→ **Goal**
Return all lines below containing the word "works".

[START OF Provided entries]

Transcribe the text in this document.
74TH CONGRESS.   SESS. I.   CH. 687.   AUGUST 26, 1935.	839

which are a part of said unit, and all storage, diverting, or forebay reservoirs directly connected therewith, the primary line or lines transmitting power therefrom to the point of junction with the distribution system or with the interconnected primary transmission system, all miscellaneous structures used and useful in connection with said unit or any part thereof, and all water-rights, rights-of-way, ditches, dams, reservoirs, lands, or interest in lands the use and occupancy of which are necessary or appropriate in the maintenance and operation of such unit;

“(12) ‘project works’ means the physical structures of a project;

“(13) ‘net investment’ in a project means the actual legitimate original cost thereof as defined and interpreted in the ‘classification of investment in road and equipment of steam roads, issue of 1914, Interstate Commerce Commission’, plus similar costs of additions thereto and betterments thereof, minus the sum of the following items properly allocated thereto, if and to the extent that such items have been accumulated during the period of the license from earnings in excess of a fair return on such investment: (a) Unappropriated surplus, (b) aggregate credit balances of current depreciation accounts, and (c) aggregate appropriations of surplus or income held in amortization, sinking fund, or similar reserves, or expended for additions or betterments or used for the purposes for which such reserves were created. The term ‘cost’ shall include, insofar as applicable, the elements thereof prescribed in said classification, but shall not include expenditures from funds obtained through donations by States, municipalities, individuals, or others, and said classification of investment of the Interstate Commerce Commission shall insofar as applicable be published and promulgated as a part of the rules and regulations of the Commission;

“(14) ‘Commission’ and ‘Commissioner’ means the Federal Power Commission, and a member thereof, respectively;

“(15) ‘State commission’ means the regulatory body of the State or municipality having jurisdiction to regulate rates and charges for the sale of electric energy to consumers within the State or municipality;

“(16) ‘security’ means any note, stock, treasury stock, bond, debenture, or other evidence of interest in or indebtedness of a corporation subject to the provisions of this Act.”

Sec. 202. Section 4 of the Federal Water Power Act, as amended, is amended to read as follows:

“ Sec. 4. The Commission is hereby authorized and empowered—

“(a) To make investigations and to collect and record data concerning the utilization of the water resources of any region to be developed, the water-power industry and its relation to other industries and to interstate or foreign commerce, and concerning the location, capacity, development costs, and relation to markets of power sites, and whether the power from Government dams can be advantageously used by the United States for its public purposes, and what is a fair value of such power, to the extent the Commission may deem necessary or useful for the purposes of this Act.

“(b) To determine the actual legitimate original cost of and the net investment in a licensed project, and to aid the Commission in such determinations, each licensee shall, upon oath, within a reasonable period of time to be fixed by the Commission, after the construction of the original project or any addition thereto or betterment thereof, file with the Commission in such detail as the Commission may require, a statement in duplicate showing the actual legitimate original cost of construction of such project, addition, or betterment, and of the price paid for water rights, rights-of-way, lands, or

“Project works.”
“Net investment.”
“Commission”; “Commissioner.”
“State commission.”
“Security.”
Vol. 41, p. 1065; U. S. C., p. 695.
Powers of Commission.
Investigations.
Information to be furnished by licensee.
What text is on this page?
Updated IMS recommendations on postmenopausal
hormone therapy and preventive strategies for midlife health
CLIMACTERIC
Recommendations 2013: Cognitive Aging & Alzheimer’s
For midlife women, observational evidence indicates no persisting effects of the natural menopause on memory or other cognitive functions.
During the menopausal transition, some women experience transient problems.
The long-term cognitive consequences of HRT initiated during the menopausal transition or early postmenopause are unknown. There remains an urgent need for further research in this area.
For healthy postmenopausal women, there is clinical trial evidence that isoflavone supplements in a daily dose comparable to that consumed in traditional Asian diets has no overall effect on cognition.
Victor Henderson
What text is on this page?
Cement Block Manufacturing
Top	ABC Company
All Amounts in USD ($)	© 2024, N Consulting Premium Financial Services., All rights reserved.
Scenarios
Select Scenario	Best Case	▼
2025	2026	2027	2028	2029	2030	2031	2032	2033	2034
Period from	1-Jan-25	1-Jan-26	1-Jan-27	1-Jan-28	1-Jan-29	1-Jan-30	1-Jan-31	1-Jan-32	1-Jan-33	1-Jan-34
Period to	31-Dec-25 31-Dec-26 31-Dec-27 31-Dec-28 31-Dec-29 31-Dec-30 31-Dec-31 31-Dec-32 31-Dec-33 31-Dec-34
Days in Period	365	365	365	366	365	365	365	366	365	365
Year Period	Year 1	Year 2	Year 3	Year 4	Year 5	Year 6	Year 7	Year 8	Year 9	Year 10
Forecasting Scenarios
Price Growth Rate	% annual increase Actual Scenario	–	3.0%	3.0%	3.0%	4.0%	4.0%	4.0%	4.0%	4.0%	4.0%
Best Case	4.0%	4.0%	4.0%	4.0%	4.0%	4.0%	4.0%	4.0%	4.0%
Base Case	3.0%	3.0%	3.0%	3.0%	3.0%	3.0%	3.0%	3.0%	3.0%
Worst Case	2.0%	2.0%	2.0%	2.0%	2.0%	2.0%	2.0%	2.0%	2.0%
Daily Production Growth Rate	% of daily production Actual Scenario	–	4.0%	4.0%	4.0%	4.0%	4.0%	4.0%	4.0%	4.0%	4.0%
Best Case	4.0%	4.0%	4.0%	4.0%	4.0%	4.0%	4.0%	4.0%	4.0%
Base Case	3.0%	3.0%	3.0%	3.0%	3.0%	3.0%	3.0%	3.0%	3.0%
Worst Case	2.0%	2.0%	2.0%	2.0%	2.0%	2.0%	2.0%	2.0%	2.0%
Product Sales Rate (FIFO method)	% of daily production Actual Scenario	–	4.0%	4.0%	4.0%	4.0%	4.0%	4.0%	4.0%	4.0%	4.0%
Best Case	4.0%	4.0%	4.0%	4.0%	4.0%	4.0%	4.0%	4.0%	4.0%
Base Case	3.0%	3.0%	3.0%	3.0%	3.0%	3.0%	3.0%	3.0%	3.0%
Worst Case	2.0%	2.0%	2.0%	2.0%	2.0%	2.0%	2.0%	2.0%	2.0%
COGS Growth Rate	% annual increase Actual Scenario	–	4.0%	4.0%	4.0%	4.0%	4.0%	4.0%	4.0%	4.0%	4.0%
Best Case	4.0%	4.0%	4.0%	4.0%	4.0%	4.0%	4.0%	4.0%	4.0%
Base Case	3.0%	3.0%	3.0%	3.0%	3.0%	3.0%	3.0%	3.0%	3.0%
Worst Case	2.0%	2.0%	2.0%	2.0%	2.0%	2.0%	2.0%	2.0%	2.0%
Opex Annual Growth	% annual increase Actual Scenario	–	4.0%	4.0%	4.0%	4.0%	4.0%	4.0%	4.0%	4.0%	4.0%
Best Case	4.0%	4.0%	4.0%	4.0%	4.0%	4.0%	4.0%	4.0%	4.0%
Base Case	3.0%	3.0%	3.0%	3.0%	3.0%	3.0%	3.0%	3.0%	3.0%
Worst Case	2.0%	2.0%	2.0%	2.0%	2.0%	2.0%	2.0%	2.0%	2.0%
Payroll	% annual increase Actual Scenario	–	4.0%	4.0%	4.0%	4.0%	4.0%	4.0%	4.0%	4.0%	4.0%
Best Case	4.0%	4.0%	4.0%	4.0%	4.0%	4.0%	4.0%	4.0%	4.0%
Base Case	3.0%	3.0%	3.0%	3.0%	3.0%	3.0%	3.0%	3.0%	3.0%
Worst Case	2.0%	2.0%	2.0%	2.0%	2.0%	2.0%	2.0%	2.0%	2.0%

[END OF Provided entries]

→ **Correct answer**
“(12) ‘project works’ means the physical structures of a project;
“Project works.”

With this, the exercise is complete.